[Figure collection entries]
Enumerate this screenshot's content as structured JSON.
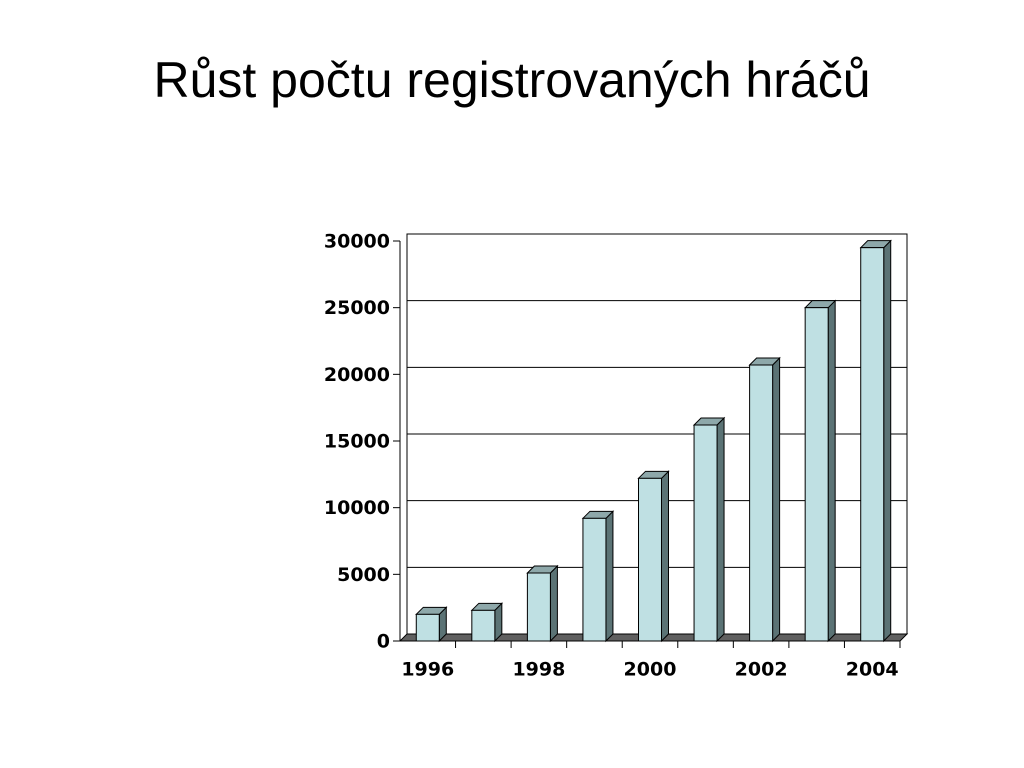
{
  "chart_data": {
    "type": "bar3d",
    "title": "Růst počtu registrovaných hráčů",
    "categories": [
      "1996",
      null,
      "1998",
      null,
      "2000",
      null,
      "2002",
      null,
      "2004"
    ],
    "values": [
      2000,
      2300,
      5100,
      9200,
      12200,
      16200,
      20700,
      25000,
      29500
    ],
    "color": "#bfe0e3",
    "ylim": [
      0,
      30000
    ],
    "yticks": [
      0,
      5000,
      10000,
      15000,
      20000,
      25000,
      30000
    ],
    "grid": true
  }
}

> [Problem statement]: Every line of the material is to be quoted exactly, with no pictures carried over.

> [Finished task]:
Enumerate this screenshot's content as structured JSON.
{
  "chart_data": {
    "type": "bar3d",
    "title": "Růst počtu registrovaných hráčů",
    "categories": [
      "1996",
      null,
      "1998",
      null,
      "2000",
      null,
      "2002",
      null,
      "2004"
    ],
    "values": [
      2000,
      2300,
      5100,
      9200,
      12200,
      16200,
      20700,
      25000,
      29500
    ],
    "color": "#bfe0e3",
    "ylim": [
      0,
      30000
    ],
    "yticks": [
      0,
      5000,
      10000,
      15000,
      20000,
      25000,
      30000
    ],
    "grid": true
  }
}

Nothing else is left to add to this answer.